▸ **The request**:
Leave out the pictures and reproduce all of the data exactly.

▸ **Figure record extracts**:
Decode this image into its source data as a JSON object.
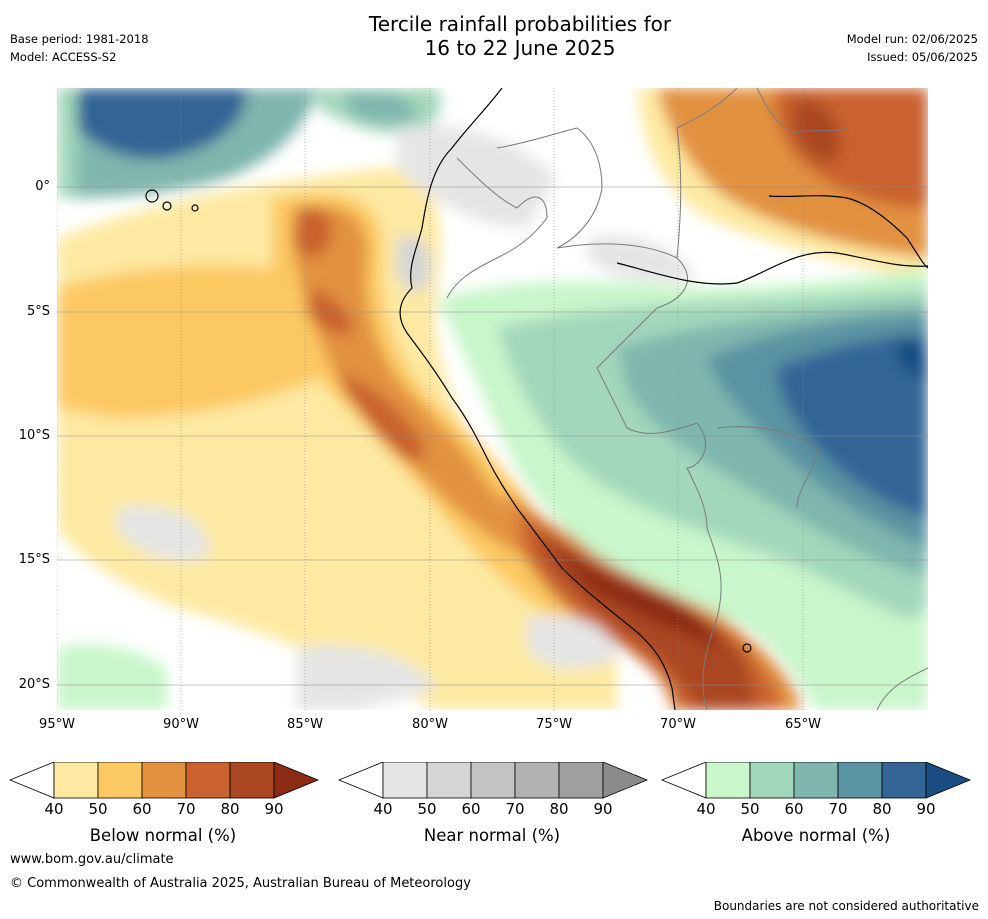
{
  "header": {
    "title_line1": "Tercile rainfall probabilities for",
    "title_line2": "16 to 22 June 2025",
    "base_period": "Base period: 1981-2018",
    "model": "Model: ACCESS-S2",
    "model_run": "Model run: 02/06/2025",
    "issued": "Issued: 05/06/2025"
  },
  "map": {
    "lat_labels": [
      "0°",
      "5°S",
      "10°S",
      "15°S",
      "20°S"
    ],
    "lon_labels": [
      "95°W",
      "90°W",
      "85°W",
      "80°W",
      "75°W",
      "70°W",
      "65°W"
    ]
  },
  "colorbars": [
    {
      "title": "Below normal (%)",
      "ticks": [
        "40",
        "50",
        "60",
        "70",
        "80",
        "90"
      ],
      "colors": [
        "#fde9a2",
        "#fcc862",
        "#e2913f",
        "#c9622e",
        "#aa4622",
        "#8c2b14"
      ]
    },
    {
      "title": "Near normal (%)",
      "ticks": [
        "40",
        "50",
        "60",
        "70",
        "80",
        "90"
      ],
      "colors": [
        "#e5e5e5",
        "#d5d5d5",
        "#c4c4c4",
        "#b2b2b2",
        "#9f9f9f",
        "#8b8b8b"
      ]
    },
    {
      "title": "Above normal (%)",
      "ticks": [
        "40",
        "50",
        "60",
        "70",
        "80",
        "90"
      ],
      "colors": [
        "#c9f6cb",
        "#a3d7bb",
        "#7fb6ae",
        "#5a93a2",
        "#336596",
        "#194d84"
      ]
    }
  ],
  "footer": {
    "url": "www.bom.gov.au/climate",
    "copyright": "© Commonwealth of Australia 2025, Australian Bureau of Meteorology",
    "disclaimer": "Boundaries are not considered authoritative"
  }
}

▸ **Response below**:
Decode this image into its source data as a JSON object.
{
  "header": {
    "title_line1": "Tercile rainfall probabilities for",
    "title_line2": "16 to 22 June 2025",
    "base_period": "Base period: 1981-2018",
    "model": "Model: ACCESS-S2",
    "model_run": "Model run: 02/06/2025",
    "issued": "Issued: 05/06/2025"
  },
  "map": {
    "lat_labels": [
      "0°",
      "5°S",
      "10°S",
      "15°S",
      "20°S"
    ],
    "lon_labels": [
      "95°W",
      "90°W",
      "85°W",
      "80°W",
      "75°W",
      "70°W",
      "65°W"
    ]
  },
  "colorbars": [
    {
      "title": "Below normal (%)",
      "ticks": [
        "40",
        "50",
        "60",
        "70",
        "80",
        "90"
      ],
      "colors": [
        "#fde9a2",
        "#fcc862",
        "#e2913f",
        "#c9622e",
        "#aa4622",
        "#8c2b14"
      ]
    },
    {
      "title": "Near normal (%)",
      "ticks": [
        "40",
        "50",
        "60",
        "70",
        "80",
        "90"
      ],
      "colors": [
        "#e5e5e5",
        "#d5d5d5",
        "#c4c4c4",
        "#b2b2b2",
        "#9f9f9f",
        "#8b8b8b"
      ]
    },
    {
      "title": "Above normal (%)",
      "ticks": [
        "40",
        "50",
        "60",
        "70",
        "80",
        "90"
      ],
      "colors": [
        "#c9f6cb",
        "#a3d7bb",
        "#7fb6ae",
        "#5a93a2",
        "#336596",
        "#194d84"
      ]
    }
  ],
  "footer": {
    "url": "www.bom.gov.au/climate",
    "copyright": "© Commonwealth of Australia 2025, Australian Bureau of Meteorology",
    "disclaimer": "Boundaries are not considered authoritative"
  }
}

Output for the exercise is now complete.